*WHAT IS REQUIRED*
Rewrite the items from the first line through the line containing "legend-marker [574, 456, 582, 464]", changing "legend-label" to "legend-text" and keeping everything else the same.

*WORKING DATA*
....
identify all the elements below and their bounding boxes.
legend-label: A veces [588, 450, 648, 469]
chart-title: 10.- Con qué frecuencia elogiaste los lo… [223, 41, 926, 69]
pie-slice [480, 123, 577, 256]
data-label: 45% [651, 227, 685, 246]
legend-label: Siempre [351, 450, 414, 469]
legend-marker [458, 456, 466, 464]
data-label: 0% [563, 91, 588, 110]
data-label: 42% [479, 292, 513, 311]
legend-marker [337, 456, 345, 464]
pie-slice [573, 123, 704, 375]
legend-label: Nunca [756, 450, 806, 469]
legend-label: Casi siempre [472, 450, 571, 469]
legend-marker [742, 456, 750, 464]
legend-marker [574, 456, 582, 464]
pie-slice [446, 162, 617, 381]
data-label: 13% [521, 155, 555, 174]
....
*RESPONSE*
identify all the elements below and their bounding boxes.
legend-text: A veces [588, 450, 648, 469]
chart-title: 10.- Con qué frecuencia elogiaste los lo… [223, 41, 926, 69]
pie-slice [480, 123, 577, 256]
data-label: 45% [651, 227, 685, 246]
legend-text: Siempre [351, 450, 414, 469]
legend-marker [458, 456, 466, 464]
data-label: 0% [563, 91, 588, 110]
data-label: 42% [479, 292, 513, 311]
legend-marker [337, 456, 345, 464]
pie-slice [573, 123, 704, 375]
legend-text: Nunca [756, 450, 806, 469]
legend-text: Casi siempre [472, 450, 571, 469]
legend-marker [742, 456, 750, 464]
legend-marker [574, 456, 582, 464]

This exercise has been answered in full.